§ **Required work**:
Filter the entries that follow, copying every line in which the word "корп" appears.

§ **Data records**:

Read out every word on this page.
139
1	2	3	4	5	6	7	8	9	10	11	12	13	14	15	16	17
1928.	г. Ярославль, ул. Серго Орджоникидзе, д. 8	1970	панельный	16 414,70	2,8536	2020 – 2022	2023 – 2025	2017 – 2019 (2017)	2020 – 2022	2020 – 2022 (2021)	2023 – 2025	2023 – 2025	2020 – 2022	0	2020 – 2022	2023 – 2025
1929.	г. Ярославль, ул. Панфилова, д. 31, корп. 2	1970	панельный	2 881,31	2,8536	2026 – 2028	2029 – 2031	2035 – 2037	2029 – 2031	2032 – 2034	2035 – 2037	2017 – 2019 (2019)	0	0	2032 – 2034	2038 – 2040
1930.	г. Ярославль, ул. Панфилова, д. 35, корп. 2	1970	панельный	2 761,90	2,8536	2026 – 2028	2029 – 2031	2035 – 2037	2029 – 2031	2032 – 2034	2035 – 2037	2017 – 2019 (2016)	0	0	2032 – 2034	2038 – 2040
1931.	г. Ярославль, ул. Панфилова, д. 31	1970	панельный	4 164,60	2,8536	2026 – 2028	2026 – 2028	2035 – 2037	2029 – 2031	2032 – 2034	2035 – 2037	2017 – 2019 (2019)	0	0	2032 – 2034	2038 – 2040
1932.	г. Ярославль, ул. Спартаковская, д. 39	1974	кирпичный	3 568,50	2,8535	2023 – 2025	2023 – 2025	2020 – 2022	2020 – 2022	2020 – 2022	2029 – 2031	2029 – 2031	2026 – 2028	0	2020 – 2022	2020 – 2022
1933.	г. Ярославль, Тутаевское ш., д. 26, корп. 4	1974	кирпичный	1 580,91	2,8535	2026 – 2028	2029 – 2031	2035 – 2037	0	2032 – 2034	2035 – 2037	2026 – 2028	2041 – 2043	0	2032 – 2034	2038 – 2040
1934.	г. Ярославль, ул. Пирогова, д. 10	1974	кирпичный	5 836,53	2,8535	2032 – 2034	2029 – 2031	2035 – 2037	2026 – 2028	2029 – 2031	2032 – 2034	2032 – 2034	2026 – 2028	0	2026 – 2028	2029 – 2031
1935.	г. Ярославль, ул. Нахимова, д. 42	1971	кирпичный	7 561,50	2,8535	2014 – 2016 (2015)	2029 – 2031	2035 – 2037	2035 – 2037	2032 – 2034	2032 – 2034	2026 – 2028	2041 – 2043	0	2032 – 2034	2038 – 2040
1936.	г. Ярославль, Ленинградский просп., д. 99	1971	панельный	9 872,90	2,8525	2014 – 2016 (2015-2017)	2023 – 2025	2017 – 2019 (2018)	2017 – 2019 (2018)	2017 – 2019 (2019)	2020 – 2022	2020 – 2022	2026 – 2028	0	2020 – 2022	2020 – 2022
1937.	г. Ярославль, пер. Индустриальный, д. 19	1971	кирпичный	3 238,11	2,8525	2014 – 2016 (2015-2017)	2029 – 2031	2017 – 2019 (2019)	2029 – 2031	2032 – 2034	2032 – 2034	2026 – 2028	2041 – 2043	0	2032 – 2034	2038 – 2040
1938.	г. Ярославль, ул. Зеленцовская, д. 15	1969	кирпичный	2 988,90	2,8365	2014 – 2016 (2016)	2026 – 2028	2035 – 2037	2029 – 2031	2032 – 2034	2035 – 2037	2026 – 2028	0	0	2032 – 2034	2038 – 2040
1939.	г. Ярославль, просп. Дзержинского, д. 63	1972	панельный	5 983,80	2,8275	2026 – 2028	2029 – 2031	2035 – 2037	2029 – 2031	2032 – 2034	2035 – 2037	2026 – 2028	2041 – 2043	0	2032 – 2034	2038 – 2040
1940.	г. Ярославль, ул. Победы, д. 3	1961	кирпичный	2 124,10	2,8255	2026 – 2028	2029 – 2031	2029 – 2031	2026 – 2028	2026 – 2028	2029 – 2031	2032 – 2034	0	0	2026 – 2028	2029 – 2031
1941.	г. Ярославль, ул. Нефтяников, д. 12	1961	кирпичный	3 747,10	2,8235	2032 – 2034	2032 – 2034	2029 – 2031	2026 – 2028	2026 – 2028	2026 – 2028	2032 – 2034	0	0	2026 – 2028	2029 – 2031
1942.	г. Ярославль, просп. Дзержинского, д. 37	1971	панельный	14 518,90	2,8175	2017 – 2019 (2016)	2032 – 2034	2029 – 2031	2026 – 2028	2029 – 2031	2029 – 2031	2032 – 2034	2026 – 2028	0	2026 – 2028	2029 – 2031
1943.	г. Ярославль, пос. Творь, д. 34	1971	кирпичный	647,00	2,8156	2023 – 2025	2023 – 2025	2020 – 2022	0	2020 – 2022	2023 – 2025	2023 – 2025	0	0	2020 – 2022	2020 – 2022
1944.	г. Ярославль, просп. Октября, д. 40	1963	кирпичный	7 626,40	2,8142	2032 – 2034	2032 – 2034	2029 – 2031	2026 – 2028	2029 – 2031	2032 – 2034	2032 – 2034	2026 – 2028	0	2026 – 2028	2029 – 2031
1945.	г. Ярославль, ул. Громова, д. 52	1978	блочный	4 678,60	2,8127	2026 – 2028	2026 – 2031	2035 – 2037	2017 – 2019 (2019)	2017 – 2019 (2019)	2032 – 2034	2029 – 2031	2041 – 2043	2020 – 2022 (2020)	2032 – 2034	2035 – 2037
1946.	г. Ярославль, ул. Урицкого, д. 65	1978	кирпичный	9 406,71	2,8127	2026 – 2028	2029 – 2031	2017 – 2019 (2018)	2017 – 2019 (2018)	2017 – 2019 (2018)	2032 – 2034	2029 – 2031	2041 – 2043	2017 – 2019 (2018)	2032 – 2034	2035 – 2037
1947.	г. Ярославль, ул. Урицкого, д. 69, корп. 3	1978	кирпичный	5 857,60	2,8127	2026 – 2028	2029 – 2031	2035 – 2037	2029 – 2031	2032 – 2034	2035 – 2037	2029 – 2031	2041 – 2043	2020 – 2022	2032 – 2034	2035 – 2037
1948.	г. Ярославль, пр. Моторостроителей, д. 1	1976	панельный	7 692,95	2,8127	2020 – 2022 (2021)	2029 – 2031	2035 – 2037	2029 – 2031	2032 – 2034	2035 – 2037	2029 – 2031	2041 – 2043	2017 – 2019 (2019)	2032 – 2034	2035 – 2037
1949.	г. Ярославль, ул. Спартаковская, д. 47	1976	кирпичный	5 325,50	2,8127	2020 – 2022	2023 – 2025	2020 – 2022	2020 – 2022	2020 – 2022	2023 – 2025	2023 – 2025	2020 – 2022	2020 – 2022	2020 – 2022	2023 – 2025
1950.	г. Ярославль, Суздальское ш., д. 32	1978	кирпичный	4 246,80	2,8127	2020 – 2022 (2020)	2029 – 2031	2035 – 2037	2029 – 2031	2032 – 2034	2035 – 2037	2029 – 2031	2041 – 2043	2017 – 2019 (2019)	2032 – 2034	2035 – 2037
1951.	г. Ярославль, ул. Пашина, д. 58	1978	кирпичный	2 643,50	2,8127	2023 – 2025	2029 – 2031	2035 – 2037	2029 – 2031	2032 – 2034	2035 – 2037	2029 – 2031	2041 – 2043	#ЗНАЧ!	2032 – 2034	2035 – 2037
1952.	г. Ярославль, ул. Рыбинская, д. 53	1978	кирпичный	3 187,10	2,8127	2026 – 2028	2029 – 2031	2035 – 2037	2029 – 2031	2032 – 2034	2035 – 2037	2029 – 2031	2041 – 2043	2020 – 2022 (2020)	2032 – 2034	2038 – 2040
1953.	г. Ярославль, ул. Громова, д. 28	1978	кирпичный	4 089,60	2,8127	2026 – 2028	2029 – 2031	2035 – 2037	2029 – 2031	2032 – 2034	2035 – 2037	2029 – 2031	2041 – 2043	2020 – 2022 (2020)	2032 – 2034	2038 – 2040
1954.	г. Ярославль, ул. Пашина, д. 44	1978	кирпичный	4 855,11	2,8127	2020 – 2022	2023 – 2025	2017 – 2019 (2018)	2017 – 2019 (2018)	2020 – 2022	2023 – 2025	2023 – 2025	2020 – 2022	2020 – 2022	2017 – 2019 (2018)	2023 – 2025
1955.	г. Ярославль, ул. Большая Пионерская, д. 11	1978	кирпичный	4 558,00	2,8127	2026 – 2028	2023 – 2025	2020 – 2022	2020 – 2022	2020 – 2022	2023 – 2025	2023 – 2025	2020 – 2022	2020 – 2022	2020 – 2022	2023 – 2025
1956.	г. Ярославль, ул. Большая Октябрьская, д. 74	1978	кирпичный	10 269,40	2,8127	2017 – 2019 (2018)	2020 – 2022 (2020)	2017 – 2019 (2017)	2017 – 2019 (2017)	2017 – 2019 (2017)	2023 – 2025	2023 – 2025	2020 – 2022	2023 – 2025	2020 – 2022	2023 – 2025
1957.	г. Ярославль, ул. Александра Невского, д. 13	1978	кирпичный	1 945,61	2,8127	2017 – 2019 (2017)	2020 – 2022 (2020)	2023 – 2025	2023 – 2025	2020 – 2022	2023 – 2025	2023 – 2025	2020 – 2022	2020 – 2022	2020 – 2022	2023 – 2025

§ **Final answer**:
1929.	г. Ярославль, ул. Панфилова, д. 31, корп. 2	1970	панельный	2 881,31	2,8536	2026 – 2028	2029 – 2031	2035 – 2037	2029 – 2031	2032 – 2034	2035 – 2037	2017 – 2019 (2019)	0	0	2032 – 2034	2038 – 2040
1930.	г. Ярославль, ул. Панфилова, д. 35, корп. 2	1970	панельный	2 761,90	2,8536	2026 – 2028	2029 – 2031	2035 – 2037	2029 – 2031	2032 – 2034	2035 – 2037	2017 – 2019 (2016)	0	0	2032 – 2034	2038 – 2040
1933.	г. Ярославль, Тутаевское ш., д. 26, корп. 4	1974	кирпичный	1 580,91	2,8535	2026 – 2028	2029 – 2031	2035 – 2037	0	2032 – 2034	2035 – 2037	2026 – 2028	2041 – 2043	0	2032 – 2034	2038 – 2040
1947.	г. Ярославль, ул. Урицкого, д. 69, корп. 3	1978	кирпичный	5 857,60	2,8127	2026 – 2028	2029 – 2031	2035 – 2037	2029 – 2031	2032 – 2034	2035 – 2037	2029 – 2031	2041 – 2043	2020 – 2022	2032 – 2034	2035 – 2037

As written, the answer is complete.